# START OF PROVIDED INFORMATION

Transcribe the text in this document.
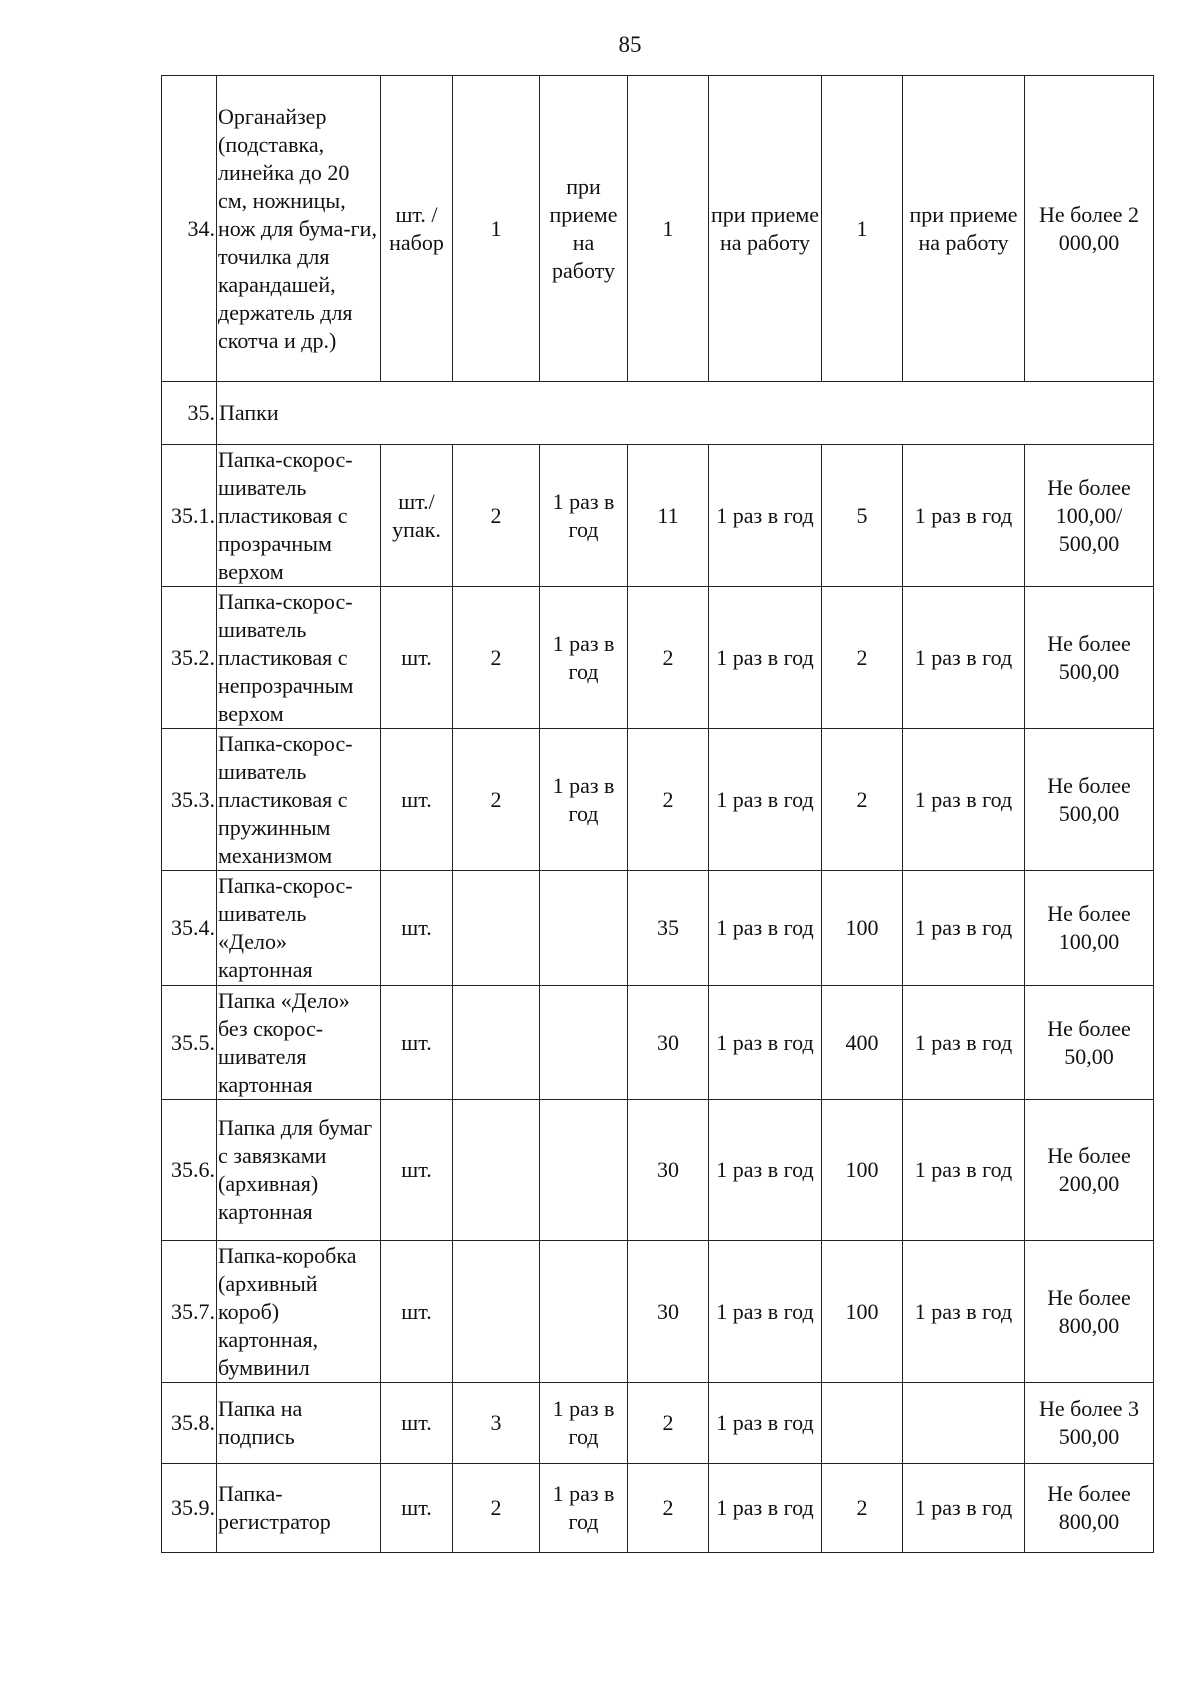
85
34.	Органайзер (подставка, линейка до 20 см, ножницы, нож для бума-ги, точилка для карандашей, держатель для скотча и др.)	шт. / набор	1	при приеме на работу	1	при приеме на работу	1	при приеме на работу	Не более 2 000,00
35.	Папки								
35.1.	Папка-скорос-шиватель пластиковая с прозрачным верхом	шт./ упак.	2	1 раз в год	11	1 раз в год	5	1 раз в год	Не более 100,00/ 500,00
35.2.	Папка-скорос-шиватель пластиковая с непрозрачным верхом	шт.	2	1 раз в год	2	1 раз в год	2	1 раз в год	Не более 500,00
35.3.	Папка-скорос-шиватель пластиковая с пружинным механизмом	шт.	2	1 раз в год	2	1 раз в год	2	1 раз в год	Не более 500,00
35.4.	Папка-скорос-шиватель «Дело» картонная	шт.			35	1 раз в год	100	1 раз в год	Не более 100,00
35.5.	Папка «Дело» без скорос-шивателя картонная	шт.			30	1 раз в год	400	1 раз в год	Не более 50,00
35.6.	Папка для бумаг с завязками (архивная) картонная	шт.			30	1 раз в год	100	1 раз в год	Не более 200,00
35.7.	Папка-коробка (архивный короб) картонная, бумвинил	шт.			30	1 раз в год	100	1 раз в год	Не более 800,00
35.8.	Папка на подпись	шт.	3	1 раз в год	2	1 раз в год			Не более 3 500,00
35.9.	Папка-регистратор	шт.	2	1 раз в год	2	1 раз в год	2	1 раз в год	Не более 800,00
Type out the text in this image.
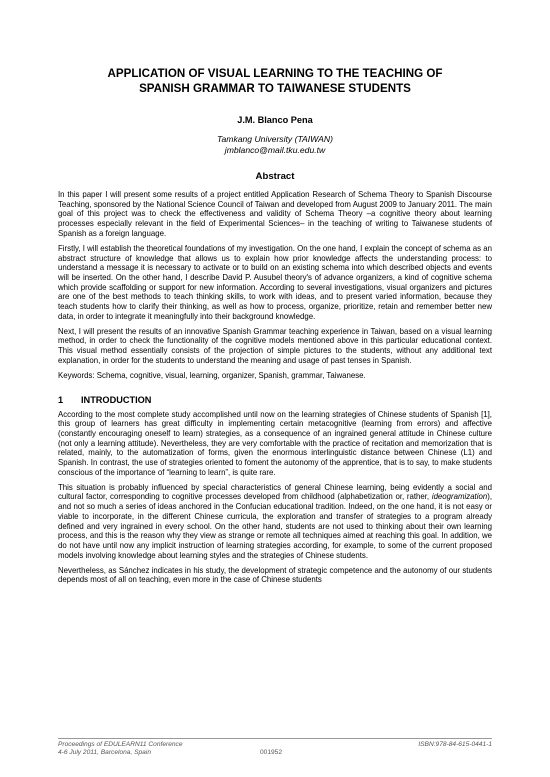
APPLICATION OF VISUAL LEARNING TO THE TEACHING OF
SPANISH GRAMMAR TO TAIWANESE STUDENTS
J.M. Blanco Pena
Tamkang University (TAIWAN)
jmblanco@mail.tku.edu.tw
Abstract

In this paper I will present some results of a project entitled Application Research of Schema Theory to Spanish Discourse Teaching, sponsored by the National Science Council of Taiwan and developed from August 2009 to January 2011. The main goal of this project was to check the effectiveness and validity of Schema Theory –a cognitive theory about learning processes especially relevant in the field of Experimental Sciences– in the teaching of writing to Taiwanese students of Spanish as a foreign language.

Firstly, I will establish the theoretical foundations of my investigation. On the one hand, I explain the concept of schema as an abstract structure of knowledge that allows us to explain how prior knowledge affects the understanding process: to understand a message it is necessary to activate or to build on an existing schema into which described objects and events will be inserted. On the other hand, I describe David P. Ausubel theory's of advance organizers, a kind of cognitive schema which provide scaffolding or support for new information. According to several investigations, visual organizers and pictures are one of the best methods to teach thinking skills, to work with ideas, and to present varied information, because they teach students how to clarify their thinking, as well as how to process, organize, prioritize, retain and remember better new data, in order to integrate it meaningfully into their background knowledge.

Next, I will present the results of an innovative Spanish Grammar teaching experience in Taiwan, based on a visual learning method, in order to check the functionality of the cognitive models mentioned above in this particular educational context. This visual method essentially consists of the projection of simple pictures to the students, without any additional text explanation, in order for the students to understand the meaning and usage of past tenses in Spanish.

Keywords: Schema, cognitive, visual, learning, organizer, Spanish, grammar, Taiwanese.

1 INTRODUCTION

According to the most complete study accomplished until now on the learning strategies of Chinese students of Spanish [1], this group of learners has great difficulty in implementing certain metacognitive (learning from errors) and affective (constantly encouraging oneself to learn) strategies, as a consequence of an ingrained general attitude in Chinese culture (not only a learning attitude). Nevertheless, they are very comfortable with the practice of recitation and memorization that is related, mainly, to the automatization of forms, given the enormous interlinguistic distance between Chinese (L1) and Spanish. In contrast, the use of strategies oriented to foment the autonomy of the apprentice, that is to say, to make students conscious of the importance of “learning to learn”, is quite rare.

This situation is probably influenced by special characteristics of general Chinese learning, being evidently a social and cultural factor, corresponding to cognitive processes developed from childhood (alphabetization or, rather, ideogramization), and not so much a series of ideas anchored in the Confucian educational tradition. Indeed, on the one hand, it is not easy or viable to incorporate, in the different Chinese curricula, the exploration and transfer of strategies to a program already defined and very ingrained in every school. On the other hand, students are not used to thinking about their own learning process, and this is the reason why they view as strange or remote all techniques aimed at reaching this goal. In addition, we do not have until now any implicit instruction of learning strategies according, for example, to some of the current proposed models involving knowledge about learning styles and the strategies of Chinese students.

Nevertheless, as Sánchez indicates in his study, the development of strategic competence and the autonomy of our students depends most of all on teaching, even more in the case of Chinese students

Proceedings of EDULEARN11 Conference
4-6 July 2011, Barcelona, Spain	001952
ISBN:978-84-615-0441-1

# END OF PROVIDED INFORMATION

● EXERCISE TASK
Extract every line of the data exactly; pictures stay out.

● REPLY TO THE EXERCISE
Transcribe the text in this document.
85
34.	Органайзер (подставка, линейка до 20 см, ножницы, нож для бума-ги, точилка для карандашей, держатель для скотча и др.)	шт. / набор	1	при приеме на работу	1	при приеме на работу	1	при приеме на работу	Не более 2 000,00
35.	Папки								
35.1.	Папка-скорос-шиватель пластиковая с прозрачным верхом	шт./ упак.	2	1 раз в год	11	1 раз в год	5	1 раз в год	Не более 100,00/ 500,00
35.2.	Папка-скорос-шиватель пластиковая с непрозрачным верхом	шт.	2	1 раз в год	2	1 раз в год	2	1 раз в год	Не более 500,00
35.3.	Папка-скорос-шиватель пластиковая с пружинным механизмом	шт.	2	1 раз в год	2	1 раз в год	2	1 раз в год	Не более 500,00
35.4.	Папка-скорос-шиватель «Дело» картонная	шт.			35	1 раз в год	100	1 раз в год	Не более 100,00
35.5.	Папка «Дело» без скорос-шивателя картонная	шт.			30	1 раз в год	400	1 раз в год	Не более 50,00
35.6.	Папка для бумаг с завязками (архивная) картонная	шт.			30	1 раз в год	100	1 раз в год	Не более 200,00
35.7.	Папка-коробка (архивный короб) картонная, бумвинил	шт.			30	1 раз в год	100	1 раз в год	Не более 800,00
35.8.	Папка на подпись	шт.	3	1 раз в год	2	1 раз в год			Не более 3 500,00
35.9.	Папка-регистратор	шт.	2	1 раз в год	2	1 раз в год	2	1 раз в год	Не более 800,00
Type out the text in this image.
APPLICATION OF VISUAL LEARNING TO THE TEACHING OF
SPANISH GRAMMAR TO TAIWANESE STUDENTS
J.M. Blanco Pena
Tamkang University (TAIWAN)
jmblanco@mail.tku.edu.tw
Abstract

In this paper I will present some results of a project entitled Application Research of Schema Theory to Spanish Discourse Teaching, sponsored by the National Science Council of Taiwan and developed from August 2009 to January 2011. The main goal of this project was to check the effectiveness and validity of Schema Theory –a cognitive theory about learning processes especially relevant in the field of Experimental Sciences– in the teaching of writing to Taiwanese students of Spanish as a foreign language.

Firstly, I will establish the theoretical foundations of my investigation. On the one hand, I explain the concept of schema as an abstract structure of knowledge that allows us to explain how prior knowledge affects the understanding process: to understand a message it is necessary to activate or to build on an existing schema into which described objects and events will be inserted. On the other hand, I describe David P. Ausubel theory's of advance organizers, a kind of cognitive schema which provide scaffolding or support for new information. According to several investigations, visual organizers and pictures are one of the best methods to teach thinking skills, to work with ideas, and to present varied information, because they teach students how to clarify their thinking, as well as how to process, organize, prioritize, retain and remember better new data, in order to integrate it meaningfully into their background knowledge.

Next, I will present the results of an innovative Spanish Grammar teaching experience in Taiwan, based on a visual learning method, in order to check the functionality of the cognitive models mentioned above in this particular educational context. This visual method essentially consists of the projection of simple pictures to the students, without any additional text explanation, in order for the students to understand the meaning and usage of past tenses in Spanish.

Keywords: Schema, cognitive, visual, learning, organizer, Spanish, grammar, Taiwanese.

1 INTRODUCTION

According to the most complete study accomplished until now on the learning strategies of Chinese students of Spanish [1], this group of learners has great difficulty in implementing certain metacognitive (learning from errors) and affective (constantly encouraging oneself to learn) strategies, as a consequence of an ingrained general attitude in Chinese culture (not only a learning attitude). Nevertheless, they are very comfortable with the practice of recitation and memorization that is related, mainly, to the automatization of forms, given the enormous interlinguistic distance between Chinese (L1) and Spanish. In contrast, the use of strategies oriented to foment the autonomy of the apprentice, that is to say, to make students conscious of the importance of “learning to learn”, is quite rare.

This situation is probably influenced by special characteristics of general Chinese learning, being evidently a social and cultural factor, corresponding to cognitive processes developed from childhood (alphabetization or, rather, ideogramization), and not so much a series of ideas anchored in the Confucian educational tradition. Indeed, on the one hand, it is not easy or viable to incorporate, in the different Chinese curricula, the exploration and transfer of strategies to a program already defined and very ingrained in every school. On the other hand, students are not used to thinking about their own learning process, and this is the reason why they view as strange or remote all techniques aimed at reaching this goal. In addition, we do not have until now any implicit instruction of learning strategies according, for example, to some of the current proposed models involving knowledge about learning styles and the strategies of Chinese students.

Nevertheless, as Sánchez indicates in his study, the development of strategic competence and the autonomy of our students depends most of all on teaching, even more in the case of Chinese students

Proceedings of EDULEARN11 Conference
4-6 July 2011, Barcelona, Spain	001952
ISBN:978-84-615-0441-1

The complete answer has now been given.